What the task requires:
Pick out and copy every line below that has the word "egyedt".

Collected data entries:
▶

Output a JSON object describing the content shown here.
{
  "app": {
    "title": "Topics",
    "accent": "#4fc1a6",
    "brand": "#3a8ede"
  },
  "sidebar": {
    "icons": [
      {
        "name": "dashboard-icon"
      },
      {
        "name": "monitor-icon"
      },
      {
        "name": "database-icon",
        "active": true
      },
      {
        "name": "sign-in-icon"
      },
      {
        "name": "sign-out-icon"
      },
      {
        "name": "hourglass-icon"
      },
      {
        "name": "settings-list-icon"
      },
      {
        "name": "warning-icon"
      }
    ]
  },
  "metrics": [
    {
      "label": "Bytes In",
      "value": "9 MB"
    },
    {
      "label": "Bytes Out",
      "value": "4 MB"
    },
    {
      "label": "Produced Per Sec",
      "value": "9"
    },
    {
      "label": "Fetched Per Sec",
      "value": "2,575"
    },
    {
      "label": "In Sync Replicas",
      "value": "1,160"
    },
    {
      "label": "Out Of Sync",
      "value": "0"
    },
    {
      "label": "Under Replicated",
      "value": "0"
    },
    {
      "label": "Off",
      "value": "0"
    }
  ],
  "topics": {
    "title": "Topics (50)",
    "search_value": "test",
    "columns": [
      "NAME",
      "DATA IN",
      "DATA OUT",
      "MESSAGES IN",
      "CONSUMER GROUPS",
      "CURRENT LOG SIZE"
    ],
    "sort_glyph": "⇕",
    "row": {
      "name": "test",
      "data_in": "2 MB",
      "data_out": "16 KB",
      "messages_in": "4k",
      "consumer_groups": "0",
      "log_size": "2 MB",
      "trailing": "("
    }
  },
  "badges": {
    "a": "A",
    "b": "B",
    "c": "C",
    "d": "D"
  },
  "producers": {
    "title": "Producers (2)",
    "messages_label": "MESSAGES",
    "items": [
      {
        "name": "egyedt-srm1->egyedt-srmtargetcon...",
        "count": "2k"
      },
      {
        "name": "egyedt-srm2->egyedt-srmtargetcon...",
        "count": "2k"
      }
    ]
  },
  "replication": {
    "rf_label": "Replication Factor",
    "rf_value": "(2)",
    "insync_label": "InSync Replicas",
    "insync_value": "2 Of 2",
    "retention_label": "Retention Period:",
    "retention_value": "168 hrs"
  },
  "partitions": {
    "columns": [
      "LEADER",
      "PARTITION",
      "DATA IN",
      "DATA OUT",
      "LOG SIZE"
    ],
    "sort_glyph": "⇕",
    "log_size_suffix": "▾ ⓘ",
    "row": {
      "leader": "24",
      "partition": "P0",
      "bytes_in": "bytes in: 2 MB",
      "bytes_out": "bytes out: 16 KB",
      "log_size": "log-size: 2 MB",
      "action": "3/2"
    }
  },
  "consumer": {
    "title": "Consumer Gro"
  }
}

◀

Output for this task:
        "name": "egyedt-srm1->egyedt-srmtargetcon...",
        "name": "egyedt-srm2->egyedt-srmtargetcon...",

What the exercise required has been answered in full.